→ **EXTRAIT À LIRE**
_ _ _ _ _
Développement des chaînes WhatsApp

 La hiérarchie des plateformes numériques est sensiblement la même en Afrique que dans le reste du monde. Une différence notable toutefois : WhatsApp détrône YouTube à la première place (250 millions d’utilisateurs actifs contre 175 millions). Ce succès s’explique en raison de sa « capacité à fonctionner avec des connexions internet de faible qualité, ce qui est crucial dans les pays où la connectivité internet est limitée », souligne Xavier Kreutzer. « WhatsApp permet à la communication de parcourir le dernier kilomètre, il entre très facilement dans les petites villes et les villages », constate-t-il.

Autre différence significative, le temps passé sur la plateforme est particulièrement élevé, il est de 17 heures en moyenne par mois et par utilisateur (contre 4 h 14 en France), avec un pic de près de 25 heures en Afrique du Sud… Le développement des « chaînes » sur WhatsApp est un autre facteur du succès de la plateforme. À la différence des groupes où chacun peut interagir, les chaînes sont réservées à une communication unidirectionnelle ; elles sont particulièrement adaptées aux médias qui ont besoin d’informer largement leur public. Le succès des « chaînes » de médias panafricains francophones illustre cette dynamique. Les chaînes publiques françaises se hissent dans le trio de tête - France 24 (3,7 millions d’abonnés), RFI Appels sur l’actualité (1,7 million) et RFI (1,4 million) – suivies de Jeune Afrique (1,2 million).
_ _ _ _ _
→ **ENTRÉES FOURNIES**

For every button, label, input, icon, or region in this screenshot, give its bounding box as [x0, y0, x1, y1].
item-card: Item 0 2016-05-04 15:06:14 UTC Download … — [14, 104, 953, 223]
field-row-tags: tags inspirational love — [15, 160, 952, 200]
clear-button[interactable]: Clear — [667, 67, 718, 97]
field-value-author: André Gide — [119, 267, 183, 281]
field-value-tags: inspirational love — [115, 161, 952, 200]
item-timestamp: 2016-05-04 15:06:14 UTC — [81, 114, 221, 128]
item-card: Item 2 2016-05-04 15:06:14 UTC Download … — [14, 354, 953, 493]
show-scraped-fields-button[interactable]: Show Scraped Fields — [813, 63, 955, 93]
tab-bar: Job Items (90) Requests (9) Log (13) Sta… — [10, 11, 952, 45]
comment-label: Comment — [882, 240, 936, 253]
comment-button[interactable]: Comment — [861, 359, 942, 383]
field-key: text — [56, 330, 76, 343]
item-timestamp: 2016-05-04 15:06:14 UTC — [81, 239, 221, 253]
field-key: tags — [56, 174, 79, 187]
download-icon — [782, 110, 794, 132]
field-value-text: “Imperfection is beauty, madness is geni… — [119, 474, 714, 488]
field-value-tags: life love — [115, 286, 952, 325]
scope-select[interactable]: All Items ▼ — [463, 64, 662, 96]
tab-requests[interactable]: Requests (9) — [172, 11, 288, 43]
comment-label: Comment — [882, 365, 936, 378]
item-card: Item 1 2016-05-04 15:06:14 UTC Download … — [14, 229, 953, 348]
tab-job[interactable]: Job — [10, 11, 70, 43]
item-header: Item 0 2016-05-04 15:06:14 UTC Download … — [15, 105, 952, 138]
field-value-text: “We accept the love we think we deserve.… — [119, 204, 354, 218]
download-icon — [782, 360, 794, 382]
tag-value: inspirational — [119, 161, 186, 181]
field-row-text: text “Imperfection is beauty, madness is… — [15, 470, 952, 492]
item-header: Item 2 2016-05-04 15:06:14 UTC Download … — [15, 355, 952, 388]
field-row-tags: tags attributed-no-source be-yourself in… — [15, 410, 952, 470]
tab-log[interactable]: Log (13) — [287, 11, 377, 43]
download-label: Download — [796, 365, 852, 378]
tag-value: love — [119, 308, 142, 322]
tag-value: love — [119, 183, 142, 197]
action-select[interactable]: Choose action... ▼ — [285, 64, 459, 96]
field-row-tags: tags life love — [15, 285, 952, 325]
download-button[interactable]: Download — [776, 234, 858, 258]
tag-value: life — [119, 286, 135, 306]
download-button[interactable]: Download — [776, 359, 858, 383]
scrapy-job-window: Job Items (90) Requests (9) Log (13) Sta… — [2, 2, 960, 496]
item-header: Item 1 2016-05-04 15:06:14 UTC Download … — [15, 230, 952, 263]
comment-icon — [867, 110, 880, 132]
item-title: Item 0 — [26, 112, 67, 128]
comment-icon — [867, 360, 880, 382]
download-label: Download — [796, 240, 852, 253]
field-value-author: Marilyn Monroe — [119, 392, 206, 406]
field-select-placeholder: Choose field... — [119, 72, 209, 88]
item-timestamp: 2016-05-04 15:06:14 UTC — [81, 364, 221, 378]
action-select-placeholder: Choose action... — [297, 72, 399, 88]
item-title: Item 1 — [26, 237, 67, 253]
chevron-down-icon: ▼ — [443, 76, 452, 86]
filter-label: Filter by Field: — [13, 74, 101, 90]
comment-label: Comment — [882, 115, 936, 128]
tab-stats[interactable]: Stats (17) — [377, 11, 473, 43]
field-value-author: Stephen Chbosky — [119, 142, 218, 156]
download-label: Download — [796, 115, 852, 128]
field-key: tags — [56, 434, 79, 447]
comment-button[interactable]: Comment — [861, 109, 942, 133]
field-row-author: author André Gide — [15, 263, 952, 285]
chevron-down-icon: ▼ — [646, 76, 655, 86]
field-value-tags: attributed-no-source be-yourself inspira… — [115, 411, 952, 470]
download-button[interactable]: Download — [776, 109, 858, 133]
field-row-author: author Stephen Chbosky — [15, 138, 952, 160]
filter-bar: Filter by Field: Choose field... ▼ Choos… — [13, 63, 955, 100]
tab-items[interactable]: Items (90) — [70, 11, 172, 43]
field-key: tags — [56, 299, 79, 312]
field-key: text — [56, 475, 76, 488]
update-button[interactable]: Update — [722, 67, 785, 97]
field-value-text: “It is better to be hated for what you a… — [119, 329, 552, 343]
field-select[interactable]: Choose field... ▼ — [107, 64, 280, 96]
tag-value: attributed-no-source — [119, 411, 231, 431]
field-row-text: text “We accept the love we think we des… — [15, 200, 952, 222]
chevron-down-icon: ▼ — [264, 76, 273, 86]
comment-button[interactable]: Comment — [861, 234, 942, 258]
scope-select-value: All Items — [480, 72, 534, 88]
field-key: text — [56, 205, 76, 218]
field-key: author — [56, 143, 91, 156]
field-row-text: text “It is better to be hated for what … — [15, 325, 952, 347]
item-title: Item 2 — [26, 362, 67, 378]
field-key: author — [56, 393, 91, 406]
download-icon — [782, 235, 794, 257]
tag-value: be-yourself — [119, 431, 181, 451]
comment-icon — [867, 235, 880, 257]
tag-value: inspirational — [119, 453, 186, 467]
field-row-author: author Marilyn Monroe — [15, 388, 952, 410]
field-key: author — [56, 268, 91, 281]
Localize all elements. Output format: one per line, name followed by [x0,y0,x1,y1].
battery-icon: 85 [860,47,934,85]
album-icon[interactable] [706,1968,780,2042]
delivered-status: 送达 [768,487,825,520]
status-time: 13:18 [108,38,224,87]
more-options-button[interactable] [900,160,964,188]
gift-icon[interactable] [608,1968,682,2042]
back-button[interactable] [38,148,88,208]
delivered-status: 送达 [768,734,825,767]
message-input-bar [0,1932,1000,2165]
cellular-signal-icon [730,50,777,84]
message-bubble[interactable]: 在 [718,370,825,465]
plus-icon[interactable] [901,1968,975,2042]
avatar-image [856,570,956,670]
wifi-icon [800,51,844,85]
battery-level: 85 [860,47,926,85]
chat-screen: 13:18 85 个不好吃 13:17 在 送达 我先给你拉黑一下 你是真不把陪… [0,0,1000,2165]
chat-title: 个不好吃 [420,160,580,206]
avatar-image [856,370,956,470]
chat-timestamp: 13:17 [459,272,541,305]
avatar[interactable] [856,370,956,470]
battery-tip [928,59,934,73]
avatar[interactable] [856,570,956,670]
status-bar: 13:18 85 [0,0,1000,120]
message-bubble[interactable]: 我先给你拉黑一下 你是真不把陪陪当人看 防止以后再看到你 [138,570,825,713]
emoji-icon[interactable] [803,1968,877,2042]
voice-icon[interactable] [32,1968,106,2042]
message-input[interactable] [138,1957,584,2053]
_ _ _ _ _
→ **TÂCHE À RÉALISER**
Reprenez l'extrait consacré aux chaînes WhatsApp en Afrique et poursuivez-le après sa dernière phrase. La liste n'a aucun rôle à jouer dans ce travail.

→ **ZONE DE RÉPONSE**
Facebook est l’autre grande plateforme populaire en Afrique avec plus de 160 millions d’utilisateurs actifs. Sa popularité tient à une version « Lite » qui consomme moins de données, fonctionne même avec un faible débit internet et grâce à des partenariats avec des opérateurs télécoms permettant d’offrir des accès à internet et Facebook gratuits ou peu chers. L’autre atout de Facebook, c’est sa capacité à s’adapter aux langues et aux cultures locales, ce qui renforce l’engagement de ses utilisateurs. « Facebook, c’est là où se forge l’opinion nationale en Afrique », estime Xavier Kreutzer. Celui-ci souligne une autre particularité du réseau de Meta : il est beaucoup plus utilisé dans un cadre professionnel qu’en Europe.

TikTok, la plateforme à suivre

Comme dans le reste du monde, TikTok est la plateforme à suivre : son nombre d’utilisateurs actifs a doublé entre 2021 et 2024 pour atteindre 30 millions de personnes. « Comme elle est principalement utilisée par les jeunes, la plateforme bénéficie d’un effet accélérateur de croissance en Afrique du fait de la jeunesse de la population », observe le directeur du pôle social media de Forward Global. Au départ, plutôt appréciée par les jeunes urbains, la plateforme chinoise s’est progressivement étendue aux régions rurales.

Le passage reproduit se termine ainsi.